(Labeled box listing)
▬▬▬▬▬▬▬▬▬▬

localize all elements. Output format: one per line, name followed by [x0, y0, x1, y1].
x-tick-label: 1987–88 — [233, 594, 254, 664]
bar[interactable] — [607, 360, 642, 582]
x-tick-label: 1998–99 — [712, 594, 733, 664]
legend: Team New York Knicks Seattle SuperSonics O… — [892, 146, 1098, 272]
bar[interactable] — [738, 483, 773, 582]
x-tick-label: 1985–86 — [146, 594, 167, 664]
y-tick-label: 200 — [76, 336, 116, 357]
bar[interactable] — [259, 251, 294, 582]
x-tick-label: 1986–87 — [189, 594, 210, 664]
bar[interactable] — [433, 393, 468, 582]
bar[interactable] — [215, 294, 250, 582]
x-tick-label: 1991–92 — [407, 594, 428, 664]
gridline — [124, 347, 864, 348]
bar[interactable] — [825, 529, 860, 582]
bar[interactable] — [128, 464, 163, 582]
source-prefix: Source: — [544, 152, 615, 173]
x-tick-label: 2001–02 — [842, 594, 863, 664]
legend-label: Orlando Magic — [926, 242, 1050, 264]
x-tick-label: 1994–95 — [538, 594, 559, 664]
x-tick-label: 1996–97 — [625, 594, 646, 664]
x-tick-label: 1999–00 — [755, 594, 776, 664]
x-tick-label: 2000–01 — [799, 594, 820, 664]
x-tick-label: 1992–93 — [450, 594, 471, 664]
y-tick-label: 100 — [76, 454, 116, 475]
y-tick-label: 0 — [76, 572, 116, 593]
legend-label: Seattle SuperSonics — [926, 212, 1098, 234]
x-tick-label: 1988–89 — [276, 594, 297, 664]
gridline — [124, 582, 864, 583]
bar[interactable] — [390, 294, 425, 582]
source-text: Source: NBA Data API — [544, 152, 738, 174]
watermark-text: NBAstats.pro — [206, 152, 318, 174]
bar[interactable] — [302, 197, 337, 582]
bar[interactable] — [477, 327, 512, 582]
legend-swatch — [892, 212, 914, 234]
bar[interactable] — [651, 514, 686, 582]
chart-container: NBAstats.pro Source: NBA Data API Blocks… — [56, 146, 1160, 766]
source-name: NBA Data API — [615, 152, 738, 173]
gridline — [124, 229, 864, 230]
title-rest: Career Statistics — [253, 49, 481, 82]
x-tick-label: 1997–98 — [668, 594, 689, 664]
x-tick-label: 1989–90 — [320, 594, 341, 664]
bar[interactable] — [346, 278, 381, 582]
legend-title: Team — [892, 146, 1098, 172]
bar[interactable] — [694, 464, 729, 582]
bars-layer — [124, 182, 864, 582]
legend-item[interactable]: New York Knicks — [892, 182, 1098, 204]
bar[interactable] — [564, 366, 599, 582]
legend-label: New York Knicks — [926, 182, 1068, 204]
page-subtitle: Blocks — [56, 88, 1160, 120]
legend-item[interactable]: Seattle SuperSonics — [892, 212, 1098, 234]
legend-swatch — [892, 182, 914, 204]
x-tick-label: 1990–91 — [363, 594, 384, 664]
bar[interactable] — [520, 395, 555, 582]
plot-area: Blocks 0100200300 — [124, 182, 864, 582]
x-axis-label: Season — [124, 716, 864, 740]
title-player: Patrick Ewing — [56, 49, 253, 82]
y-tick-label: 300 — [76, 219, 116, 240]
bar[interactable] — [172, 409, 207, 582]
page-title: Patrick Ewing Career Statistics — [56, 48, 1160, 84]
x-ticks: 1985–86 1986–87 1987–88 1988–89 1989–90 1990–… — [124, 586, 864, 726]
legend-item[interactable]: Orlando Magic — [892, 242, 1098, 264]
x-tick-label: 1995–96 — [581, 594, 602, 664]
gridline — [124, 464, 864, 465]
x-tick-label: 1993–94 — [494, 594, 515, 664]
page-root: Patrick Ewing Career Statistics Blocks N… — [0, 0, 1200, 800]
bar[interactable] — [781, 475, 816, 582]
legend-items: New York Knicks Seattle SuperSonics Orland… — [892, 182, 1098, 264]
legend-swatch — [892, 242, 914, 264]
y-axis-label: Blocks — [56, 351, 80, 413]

▬▬▬▬▬▬▬▬▬▬

**Task details**
Print every line of the listing above again, keeping each character as it appears.

**Task result**
localize all elements. Output format: one per line, name followed by [x0, y0, x1, y1].
x-tick-label: 1987–88 — [233, 594, 254, 664]
bar[interactable] — [607, 360, 642, 582]
x-tick-label: 1998–99 — [712, 594, 733, 664]
legend: Team New York Knicks Seattle SuperSonics O… — [892, 146, 1098, 272]
bar[interactable] — [738, 483, 773, 582]
x-tick-label: 1985–86 — [146, 594, 167, 664]
y-tick-label: 200 — [76, 336, 116, 357]
bar[interactable] — [259, 251, 294, 582]
x-tick-label: 1986–87 — [189, 594, 210, 664]
bar[interactable] — [433, 393, 468, 582]
bar[interactable] — [215, 294, 250, 582]
x-tick-label: 1991–92 — [407, 594, 428, 664]
gridline — [124, 347, 864, 348]
bar[interactable] — [825, 529, 860, 582]
bar[interactable] — [128, 464, 163, 582]
source-prefix: Source: — [544, 152, 615, 173]
x-tick-label: 2001–02 — [842, 594, 863, 664]
legend-label: Orlando Magic — [926, 242, 1050, 264]
x-tick-label: 1994–95 — [538, 594, 559, 664]
x-tick-label: 1996–97 — [625, 594, 646, 664]
x-tick-label: 1999–00 — [755, 594, 776, 664]
x-tick-label: 2000–01 — [799, 594, 820, 664]
x-tick-label: 1992–93 — [450, 594, 471, 664]
y-tick-label: 100 — [76, 454, 116, 475]
y-tick-label: 0 — [76, 572, 116, 593]
legend-label: Seattle SuperSonics — [926, 212, 1098, 234]
x-tick-label: 1988–89 — [276, 594, 297, 664]
gridline — [124, 582, 864, 583]
bar[interactable] — [390, 294, 425, 582]
source-text: Source: NBA Data API — [544, 152, 738, 174]
watermark-text: NBAstats.pro — [206, 152, 318, 174]
bar[interactable] — [302, 197, 337, 582]
bar[interactable] — [477, 327, 512, 582]
legend-swatch — [892, 212, 914, 234]
bar[interactable] — [651, 514, 686, 582]
chart-container: NBAstats.pro Source: NBA Data API Blocks… — [56, 146, 1160, 766]
source-name: NBA Data API — [615, 152, 738, 173]
gridline — [124, 229, 864, 230]
title-rest: Career Statistics — [253, 49, 481, 82]
x-tick-label: 1997–98 — [668, 594, 689, 664]
x-tick-label: 1989–90 — [320, 594, 341, 664]
bar[interactable] — [346, 278, 381, 582]
legend-title: Team — [892, 146, 1098, 172]
bar[interactable] — [694, 464, 729, 582]
bars-layer — [124, 182, 864, 582]
legend-item[interactable]: New York Knicks — [892, 182, 1098, 204]
bar[interactable] — [564, 366, 599, 582]
legend-label: New York Knicks — [926, 182, 1068, 204]
page-subtitle: Blocks — [56, 88, 1160, 120]
legend-item[interactable]: Seattle SuperSonics — [892, 212, 1098, 234]
legend-swatch — [892, 182, 914, 204]
x-tick-label: 1990–91 — [363, 594, 384, 664]
bar[interactable] — [520, 395, 555, 582]
plot-area: Blocks 0100200300 — [124, 182, 864, 582]
x-axis-label: Season — [124, 716, 864, 740]
title-player: Patrick Ewing — [56, 49, 253, 82]
y-tick-label: 300 — [76, 219, 116, 240]
bar[interactable] — [172, 409, 207, 582]
page-title: Patrick Ewing Career Statistics — [56, 48, 1160, 84]
x-ticks: 1985–86 1986–87 1987–88 1988–89 1989–90 1990–… — [124, 586, 864, 726]
legend-item[interactable]: Orlando Magic — [892, 242, 1098, 264]
x-tick-label: 1995–96 — [581, 594, 602, 664]
gridline — [124, 464, 864, 465]
x-tick-label: 1993–94 — [494, 594, 515, 664]
page-root: Patrick Ewing Career Statistics Blocks N… — [0, 0, 1200, 800]
bar[interactable] — [781, 475, 816, 582]
legend-items: New York Knicks Seattle SuperSonics Orland… — [892, 182, 1098, 264]
legend-swatch — [892, 242, 914, 264]
y-axis-label: Blocks — [56, 351, 80, 413]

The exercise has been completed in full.